Your task: Transcribe the listing that follows in full, omitting pictures.

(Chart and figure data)
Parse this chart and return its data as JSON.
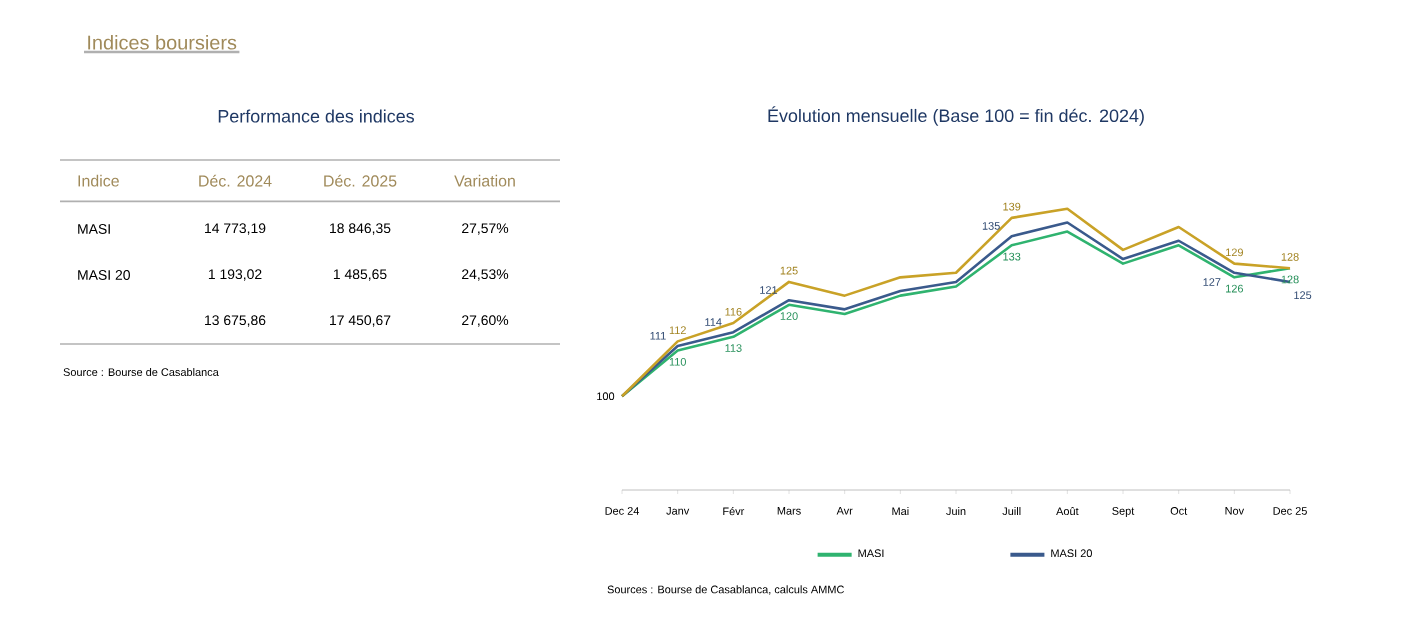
{
  "chart_data": [
    {
      "type": "other",
      "title": "Indices boursiers",
      "subtitle": "Performance des indices",
      "ylabel": "Indice",
      "categories": [
        "Déc. 2024",
        "Déc. 2025",
        "Variation"
      ],
      "y_categories": [
        "MASI",
        "MASI 20",
        null
      ],
      "cell_labels": [
        [
          "14 773,19",
          "18 846,35",
          "27,57%"
        ],
        [
          "1 193,02",
          "1 485,65",
          "24,53%"
        ],
        [
          "13 675,86",
          "17 450,67",
          "27,60%"
        ]
      ],
      "annotations": [
        "Source : Bourse de Casablanca"
      ]
    },
    {
      "type": "line",
      "title": "Évolution mensuelle (Base 100 = fin déc. 2024)",
      "categories": [
        "Dec 24",
        "Janv",
        "Févr",
        "Mars",
        "Avr",
        "Mai",
        "Juin",
        "Juill",
        "Août",
        "Sept",
        "Oct",
        "Nov",
        "Dec 25"
      ],
      "series": [
        {
          "name": "MASI",
          "color": "#2fb36f",
          "values": [
            100,
            110,
            113,
            120,
            118,
            122,
            124,
            133,
            136,
            129,
            133,
            126,
            128
          ],
          "value_labels": [
            "100",
            "110",
            "113",
            "120",
            null,
            null,
            null,
            "133",
            null,
            null,
            null,
            "126",
            "128"
          ]
        },
        {
          "name": "MASI 20",
          "color": "#3a5a8c",
          "values": [
            100,
            111,
            114,
            121,
            119,
            123,
            125,
            135,
            138,
            130,
            134,
            127,
            125
          ],
          "value_labels": [
            null,
            "111",
            "114",
            "121",
            null,
            null,
            null,
            "135",
            null,
            null,
            null,
            "127",
            "125"
          ]
        },
        {
          "color": "#c9a227",
          "values": [
            100,
            112,
            116,
            125,
            122,
            126,
            127,
            139,
            141,
            132,
            137,
            129,
            128
          ],
          "value_labels": [
            null,
            "112",
            "116",
            "125",
            null,
            null,
            null,
            "139",
            null,
            null,
            null,
            "129",
            "128"
          ]
        }
      ],
      "legend": "bottom",
      "annotations": [
        "Sources : Bourse de Casablanca, calculs AMMC"
      ]
    }
  ]
}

Response to this exercise:
Parse this chart and return its data as JSON.
{
  "chart_data": [
    {
      "type": "other",
      "title": "Indices boursiers",
      "subtitle": "Performance des indices",
      "ylabel": "Indice",
      "categories": [
        "Déc. 2024",
        "Déc. 2025",
        "Variation"
      ],
      "y_categories": [
        "MASI",
        "MASI 20",
        null
      ],
      "cell_labels": [
        [
          "14 773,19",
          "18 846,35",
          "27,57%"
        ],
        [
          "1 193,02",
          "1 485,65",
          "24,53%"
        ],
        [
          "13 675,86",
          "17 450,67",
          "27,60%"
        ]
      ],
      "annotations": [
        "Source : Bourse de Casablanca"
      ]
    },
    {
      "type": "line",
      "title": "Évolution mensuelle (Base 100 = fin déc. 2024)",
      "categories": [
        "Dec 24",
        "Janv",
        "Févr",
        "Mars",
        "Avr",
        "Mai",
        "Juin",
        "Juill",
        "Août",
        "Sept",
        "Oct",
        "Nov",
        "Dec 25"
      ],
      "series": [
        {
          "name": "MASI",
          "color": "#2fb36f",
          "values": [
            100,
            110,
            113,
            120,
            118,
            122,
            124,
            133,
            136,
            129,
            133,
            126,
            128
          ],
          "value_labels": [
            "100",
            "110",
            "113",
            "120",
            null,
            null,
            null,
            "133",
            null,
            null,
            null,
            "126",
            "128"
          ]
        },
        {
          "name": "MASI 20",
          "color": "#3a5a8c",
          "values": [
            100,
            111,
            114,
            121,
            119,
            123,
            125,
            135,
            138,
            130,
            134,
            127,
            125
          ],
          "value_labels": [
            null,
            "111",
            "114",
            "121",
            null,
            null,
            null,
            "135",
            null,
            null,
            null,
            "127",
            "125"
          ]
        },
        {
          "color": "#c9a227",
          "values": [
            100,
            112,
            116,
            125,
            122,
            126,
            127,
            139,
            141,
            132,
            137,
            129,
            128
          ],
          "value_labels": [
            null,
            "112",
            "116",
            "125",
            null,
            null,
            null,
            "139",
            null,
            null,
            null,
            "129",
            "128"
          ]
        }
      ],
      "legend": "bottom",
      "annotations": [
        "Sources : Bourse de Casablanca, calculs AMMC"
      ]
    }
  ]
}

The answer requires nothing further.